## WHAT YOU HAVE TO DO
The output should be identical to the entries that follow.

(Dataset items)
__________________________________________________
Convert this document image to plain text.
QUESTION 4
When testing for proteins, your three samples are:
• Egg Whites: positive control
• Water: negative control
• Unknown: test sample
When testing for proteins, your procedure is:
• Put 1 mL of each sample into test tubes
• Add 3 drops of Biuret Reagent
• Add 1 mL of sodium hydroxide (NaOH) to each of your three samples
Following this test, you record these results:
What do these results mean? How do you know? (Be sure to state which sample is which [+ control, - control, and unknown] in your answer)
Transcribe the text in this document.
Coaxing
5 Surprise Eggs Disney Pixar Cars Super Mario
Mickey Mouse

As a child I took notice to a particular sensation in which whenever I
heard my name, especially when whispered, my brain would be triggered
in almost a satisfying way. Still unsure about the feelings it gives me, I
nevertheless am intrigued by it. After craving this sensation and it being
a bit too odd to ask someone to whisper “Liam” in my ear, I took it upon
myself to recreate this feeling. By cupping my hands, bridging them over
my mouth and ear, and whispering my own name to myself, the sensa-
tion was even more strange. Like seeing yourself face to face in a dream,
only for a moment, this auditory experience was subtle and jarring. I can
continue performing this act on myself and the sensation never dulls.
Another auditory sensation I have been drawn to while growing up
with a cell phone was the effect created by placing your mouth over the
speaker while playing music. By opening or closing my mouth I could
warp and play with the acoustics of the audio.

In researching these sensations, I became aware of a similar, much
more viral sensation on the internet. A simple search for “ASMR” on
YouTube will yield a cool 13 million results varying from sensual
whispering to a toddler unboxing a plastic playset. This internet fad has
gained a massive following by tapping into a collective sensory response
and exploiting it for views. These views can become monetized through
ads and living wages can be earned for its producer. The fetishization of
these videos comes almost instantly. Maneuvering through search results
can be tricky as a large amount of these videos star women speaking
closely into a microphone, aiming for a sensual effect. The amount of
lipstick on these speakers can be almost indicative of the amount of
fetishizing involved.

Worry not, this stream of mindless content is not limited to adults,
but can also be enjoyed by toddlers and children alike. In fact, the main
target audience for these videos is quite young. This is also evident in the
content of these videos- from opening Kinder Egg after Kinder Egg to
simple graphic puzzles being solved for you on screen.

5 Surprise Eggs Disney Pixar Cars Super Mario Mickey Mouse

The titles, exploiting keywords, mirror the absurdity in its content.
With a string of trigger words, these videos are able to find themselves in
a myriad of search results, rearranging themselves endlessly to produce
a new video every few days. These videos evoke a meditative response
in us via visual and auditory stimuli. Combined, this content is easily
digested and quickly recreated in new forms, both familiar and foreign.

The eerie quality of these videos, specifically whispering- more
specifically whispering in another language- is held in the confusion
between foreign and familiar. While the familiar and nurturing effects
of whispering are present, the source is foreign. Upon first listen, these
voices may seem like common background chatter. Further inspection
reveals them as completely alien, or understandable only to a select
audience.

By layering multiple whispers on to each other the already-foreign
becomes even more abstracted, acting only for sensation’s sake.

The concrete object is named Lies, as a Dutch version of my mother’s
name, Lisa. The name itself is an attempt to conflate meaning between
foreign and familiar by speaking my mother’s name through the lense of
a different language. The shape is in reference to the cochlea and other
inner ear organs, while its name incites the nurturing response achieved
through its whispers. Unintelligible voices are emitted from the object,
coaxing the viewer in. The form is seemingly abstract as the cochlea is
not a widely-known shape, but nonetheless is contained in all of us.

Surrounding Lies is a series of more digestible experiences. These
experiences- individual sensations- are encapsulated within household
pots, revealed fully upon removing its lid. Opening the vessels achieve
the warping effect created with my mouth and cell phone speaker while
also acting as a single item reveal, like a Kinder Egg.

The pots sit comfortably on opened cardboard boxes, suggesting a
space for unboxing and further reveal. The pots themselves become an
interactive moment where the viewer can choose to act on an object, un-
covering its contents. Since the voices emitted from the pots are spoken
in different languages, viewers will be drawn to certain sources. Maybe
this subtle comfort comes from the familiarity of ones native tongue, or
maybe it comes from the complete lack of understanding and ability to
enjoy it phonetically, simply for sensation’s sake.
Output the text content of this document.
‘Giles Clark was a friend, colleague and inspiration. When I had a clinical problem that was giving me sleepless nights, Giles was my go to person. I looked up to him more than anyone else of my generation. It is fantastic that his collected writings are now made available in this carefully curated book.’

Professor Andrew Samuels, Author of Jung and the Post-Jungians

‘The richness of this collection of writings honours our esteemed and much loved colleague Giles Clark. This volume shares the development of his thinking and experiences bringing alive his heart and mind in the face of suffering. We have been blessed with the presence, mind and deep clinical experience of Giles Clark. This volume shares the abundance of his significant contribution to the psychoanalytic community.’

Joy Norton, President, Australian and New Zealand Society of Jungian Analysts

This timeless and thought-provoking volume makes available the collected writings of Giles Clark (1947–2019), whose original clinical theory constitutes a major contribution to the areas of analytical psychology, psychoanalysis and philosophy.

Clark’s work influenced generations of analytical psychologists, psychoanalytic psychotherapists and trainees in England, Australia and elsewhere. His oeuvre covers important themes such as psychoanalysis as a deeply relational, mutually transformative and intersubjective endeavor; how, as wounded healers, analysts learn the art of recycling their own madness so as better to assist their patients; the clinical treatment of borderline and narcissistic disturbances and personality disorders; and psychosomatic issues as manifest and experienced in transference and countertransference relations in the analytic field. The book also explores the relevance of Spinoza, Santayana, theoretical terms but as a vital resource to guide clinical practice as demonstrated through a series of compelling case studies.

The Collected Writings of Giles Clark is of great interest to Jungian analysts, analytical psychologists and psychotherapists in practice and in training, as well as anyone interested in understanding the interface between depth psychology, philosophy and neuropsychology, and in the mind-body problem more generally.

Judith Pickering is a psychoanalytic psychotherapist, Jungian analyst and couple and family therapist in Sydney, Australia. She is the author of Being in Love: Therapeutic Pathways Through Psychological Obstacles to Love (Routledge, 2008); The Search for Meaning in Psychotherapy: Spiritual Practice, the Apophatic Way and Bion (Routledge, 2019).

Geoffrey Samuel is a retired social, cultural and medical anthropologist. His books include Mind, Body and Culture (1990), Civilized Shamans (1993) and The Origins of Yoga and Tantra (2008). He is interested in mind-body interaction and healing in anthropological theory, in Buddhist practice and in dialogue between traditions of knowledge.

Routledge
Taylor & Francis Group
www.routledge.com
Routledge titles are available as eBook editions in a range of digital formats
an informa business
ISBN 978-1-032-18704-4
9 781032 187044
__________________________________________________
## TASK OUTPUT
Convert this document image to plain text.
QUESTION 4
When testing for proteins, your three samples are:
• Egg Whites: positive control
• Water: negative control
• Unknown: test sample
When testing for proteins, your procedure is:
• Put 1 mL of each sample into test tubes
• Add 3 drops of Biuret Reagent
• Add 1 mL of sodium hydroxide (NaOH) to each of your three samples
Following this test, you record these results:
What do these results mean? How do you know? (Be sure to state which sample is which [+ control, - control, and unknown] in your answer)
Transcribe the text in this document.
Coaxing
5 Surprise Eggs Disney Pixar Cars Super Mario
Mickey Mouse

As a child I took notice to a particular sensation in which whenever I
heard my name, especially when whispered, my brain would be triggered
in almost a satisfying way. Still unsure about the feelings it gives me, I
nevertheless am intrigued by it. After craving this sensation and it being
a bit too odd to ask someone to whisper “Liam” in my ear, I took it upon
myself to recreate this feeling. By cupping my hands, bridging them over
my mouth and ear, and whispering my own name to myself, the sensa-
tion was even more strange. Like seeing yourself face to face in a dream,
only for a moment, this auditory experience was subtle and jarring. I can
continue performing this act on myself and the sensation never dulls.
Another auditory sensation I have been drawn to while growing up
with a cell phone was the effect created by placing your mouth over the
speaker while playing music. By opening or closing my mouth I could
warp and play with the acoustics of the audio.

In researching these sensations, I became aware of a similar, much
more viral sensation on the internet. A simple search for “ASMR” on
YouTube will yield a cool 13 million results varying from sensual
whispering to a toddler unboxing a plastic playset. This internet fad has
gained a massive following by tapping into a collective sensory response
and exploiting it for views. These views can become monetized through
ads and living wages can be earned for its producer. The fetishization of
these videos comes almost instantly. Maneuvering through search results
can be tricky as a large amount of these videos star women speaking
closely into a microphone, aiming for a sensual effect. The amount of
lipstick on these speakers can be almost indicative of the amount of
fetishizing involved.

Worry not, this stream of mindless content is not limited to adults,
but can also be enjoyed by toddlers and children alike. In fact, the main
target audience for these videos is quite young. This is also evident in the
content of these videos- from opening Kinder Egg after Kinder Egg to
simple graphic puzzles being solved for you on screen.

5 Surprise Eggs Disney Pixar Cars Super Mario Mickey Mouse

The titles, exploiting keywords, mirror the absurdity in its content.
With a string of trigger words, these videos are able to find themselves in
a myriad of search results, rearranging themselves endlessly to produce
a new video every few days. These videos evoke a meditative response
in us via visual and auditory stimuli. Combined, this content is easily
digested and quickly recreated in new forms, both familiar and foreign.

The eerie quality of these videos, specifically whispering- more
specifically whispering in another language- is held in the confusion
between foreign and familiar. While the familiar and nurturing effects
of whispering are present, the source is foreign. Upon first listen, these
voices may seem like common background chatter. Further inspection
reveals them as completely alien, or understandable only to a select
audience.

By layering multiple whispers on to each other the already-foreign
becomes even more abstracted, acting only for sensation’s sake.

The concrete object is named Lies, as a Dutch version of my mother’s
name, Lisa. The name itself is an attempt to conflate meaning between
foreign and familiar by speaking my mother’s name through the lense of
a different language. The shape is in reference to the cochlea and other
inner ear organs, while its name incites the nurturing response achieved
through its whispers. Unintelligible voices are emitted from the object,
coaxing the viewer in. The form is seemingly abstract as the cochlea is
not a widely-known shape, but nonetheless is contained in all of us.

Surrounding Lies is a series of more digestible experiences. These
experiences- individual sensations- are encapsulated within household
pots, revealed fully upon removing its lid. Opening the vessels achieve
the warping effect created with my mouth and cell phone speaker while
also acting as a single item reveal, like a Kinder Egg.

The pots sit comfortably on opened cardboard boxes, suggesting a
space for unboxing and further reveal. The pots themselves become an
interactive moment where the viewer can choose to act on an object, un-
covering its contents. Since the voices emitted from the pots are spoken
in different languages, viewers will be drawn to certain sources. Maybe
this subtle comfort comes from the familiarity of ones native tongue, or
maybe it comes from the complete lack of understanding and ability to
enjoy it phonetically, simply for sensation’s sake.
Output the text content of this document.
‘Giles Clark was a friend, colleague and inspiration. When I had a clinical problem that was giving me sleepless nights, Giles was my go to person. I looked up to him more than anyone else of my generation. It is fantastic that his collected writings are now made available in this carefully curated book.’

Professor Andrew Samuels, Author of Jung and the Post-Jungians

‘The richness of this collection of writings honours our esteemed and much loved colleague Giles Clark. This volume shares the development of his thinking and experiences bringing alive his heart and mind in the face of suffering. We have been blessed with the presence, mind and deep clinical experience of Giles Clark. This volume shares the abundance of his significant contribution to the psychoanalytic community.’

Joy Norton, President, Australian and New Zealand Society of Jungian Analysts

This timeless and thought-provoking volume makes available the collected writings of Giles Clark (1947–2019), whose original clinical theory constitutes a major contribution to the areas of analytical psychology, psychoanalysis and philosophy.

Clark’s work influenced generations of analytical psychologists, psychoanalytic psychotherapists and trainees in England, Australia and elsewhere. His oeuvre covers important themes such as psychoanalysis as a deeply relational, mutually transformative and intersubjective endeavor; how, as wounded healers, analysts learn the art of recycling their own madness so as better to assist their patients; the clinical treatment of borderline and narcissistic disturbances and personality disorders; and psychosomatic issues as manifest and experienced in transference and countertransference relations in the analytic field. The book also explores the relevance of Spinoza, Santayana, theoretical terms but as a vital resource to guide clinical practice as demonstrated through a series of compelling case studies.

The Collected Writings of Giles Clark is of great interest to Jungian analysts, analytical psychologists and psychotherapists in practice and in training, as well as anyone interested in understanding the interface between depth psychology, philosophy and neuropsychology, and in the mind-body problem more generally.

Judith Pickering is a psychoanalytic psychotherapist, Jungian analyst and couple and family therapist in Sydney, Australia. She is the author of Being in Love: Therapeutic Pathways Through Psychological Obstacles to Love (Routledge, 2008); The Search for Meaning in Psychotherapy: Spiritual Practice, the Apophatic Way and Bion (Routledge, 2019).

Geoffrey Samuel is a retired social, cultural and medical anthropologist. His books include Mind, Body and Culture (1990), Civilized Shamans (1993) and The Origins of Yoga and Tantra (2008). He is interested in mind-body interaction and healing in anthropological theory, in Buddhist practice and in dialogue between traditions of knowledge.

Routledge
Taylor & Francis Group
www.routledge.com
Routledge titles are available as eBook editions in a range of digital formats
an informa business
ISBN 978-1-032-18704-4
9 781032 187044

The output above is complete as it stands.